What is required
List each line holding the string "Description".

Records shown
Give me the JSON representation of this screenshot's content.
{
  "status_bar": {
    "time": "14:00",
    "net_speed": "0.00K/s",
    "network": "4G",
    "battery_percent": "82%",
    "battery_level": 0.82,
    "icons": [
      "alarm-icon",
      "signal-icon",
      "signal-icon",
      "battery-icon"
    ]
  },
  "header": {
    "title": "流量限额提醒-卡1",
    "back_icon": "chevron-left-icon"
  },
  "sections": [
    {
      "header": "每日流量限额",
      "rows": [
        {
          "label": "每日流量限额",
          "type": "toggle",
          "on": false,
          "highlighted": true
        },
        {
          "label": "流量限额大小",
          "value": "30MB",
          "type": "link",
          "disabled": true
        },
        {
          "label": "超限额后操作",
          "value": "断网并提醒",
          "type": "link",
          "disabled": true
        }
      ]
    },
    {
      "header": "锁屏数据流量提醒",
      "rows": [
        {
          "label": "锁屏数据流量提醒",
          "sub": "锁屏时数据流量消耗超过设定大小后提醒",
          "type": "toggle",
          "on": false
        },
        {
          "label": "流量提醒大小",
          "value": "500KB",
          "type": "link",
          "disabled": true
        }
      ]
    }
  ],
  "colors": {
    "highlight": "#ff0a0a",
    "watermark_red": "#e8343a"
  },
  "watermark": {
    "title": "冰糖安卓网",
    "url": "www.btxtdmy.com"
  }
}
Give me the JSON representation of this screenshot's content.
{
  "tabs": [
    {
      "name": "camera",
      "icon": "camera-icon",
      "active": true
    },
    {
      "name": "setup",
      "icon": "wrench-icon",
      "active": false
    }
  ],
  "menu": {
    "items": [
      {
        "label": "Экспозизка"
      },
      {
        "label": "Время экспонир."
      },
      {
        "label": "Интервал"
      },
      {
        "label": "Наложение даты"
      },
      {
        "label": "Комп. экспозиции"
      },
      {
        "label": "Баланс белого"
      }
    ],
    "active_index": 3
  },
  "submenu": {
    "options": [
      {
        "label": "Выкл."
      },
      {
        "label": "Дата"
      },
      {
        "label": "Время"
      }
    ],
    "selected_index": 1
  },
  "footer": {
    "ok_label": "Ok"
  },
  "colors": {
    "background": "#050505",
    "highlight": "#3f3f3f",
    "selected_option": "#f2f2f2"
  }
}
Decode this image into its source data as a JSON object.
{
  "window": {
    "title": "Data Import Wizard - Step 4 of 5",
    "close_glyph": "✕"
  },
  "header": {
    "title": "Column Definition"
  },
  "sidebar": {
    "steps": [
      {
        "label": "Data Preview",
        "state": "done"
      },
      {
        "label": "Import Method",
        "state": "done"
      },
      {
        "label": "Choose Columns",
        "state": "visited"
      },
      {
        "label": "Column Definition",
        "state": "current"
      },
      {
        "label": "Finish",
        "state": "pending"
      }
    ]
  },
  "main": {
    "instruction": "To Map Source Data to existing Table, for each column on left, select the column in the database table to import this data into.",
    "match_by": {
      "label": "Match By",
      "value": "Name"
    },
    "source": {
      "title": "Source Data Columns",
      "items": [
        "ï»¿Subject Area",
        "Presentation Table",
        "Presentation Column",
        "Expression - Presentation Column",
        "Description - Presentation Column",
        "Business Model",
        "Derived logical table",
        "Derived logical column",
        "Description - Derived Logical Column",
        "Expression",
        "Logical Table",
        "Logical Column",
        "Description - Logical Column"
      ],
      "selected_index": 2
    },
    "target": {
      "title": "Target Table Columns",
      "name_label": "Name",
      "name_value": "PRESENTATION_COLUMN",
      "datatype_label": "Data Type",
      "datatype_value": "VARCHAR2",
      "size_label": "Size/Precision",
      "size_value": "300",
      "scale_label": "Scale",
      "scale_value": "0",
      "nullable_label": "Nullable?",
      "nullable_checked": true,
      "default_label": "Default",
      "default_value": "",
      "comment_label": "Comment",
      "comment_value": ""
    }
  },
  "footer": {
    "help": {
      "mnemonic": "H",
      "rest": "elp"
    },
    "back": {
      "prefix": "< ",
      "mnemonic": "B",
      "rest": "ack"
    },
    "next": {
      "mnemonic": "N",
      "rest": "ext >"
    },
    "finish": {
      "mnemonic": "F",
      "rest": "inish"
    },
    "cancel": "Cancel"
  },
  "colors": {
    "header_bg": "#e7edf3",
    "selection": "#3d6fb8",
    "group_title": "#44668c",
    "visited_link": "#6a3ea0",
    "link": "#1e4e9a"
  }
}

Exercise solution
        "Description - Presentation Column",
        "Description - Derived Logical Column",
        "Description - Logical Column"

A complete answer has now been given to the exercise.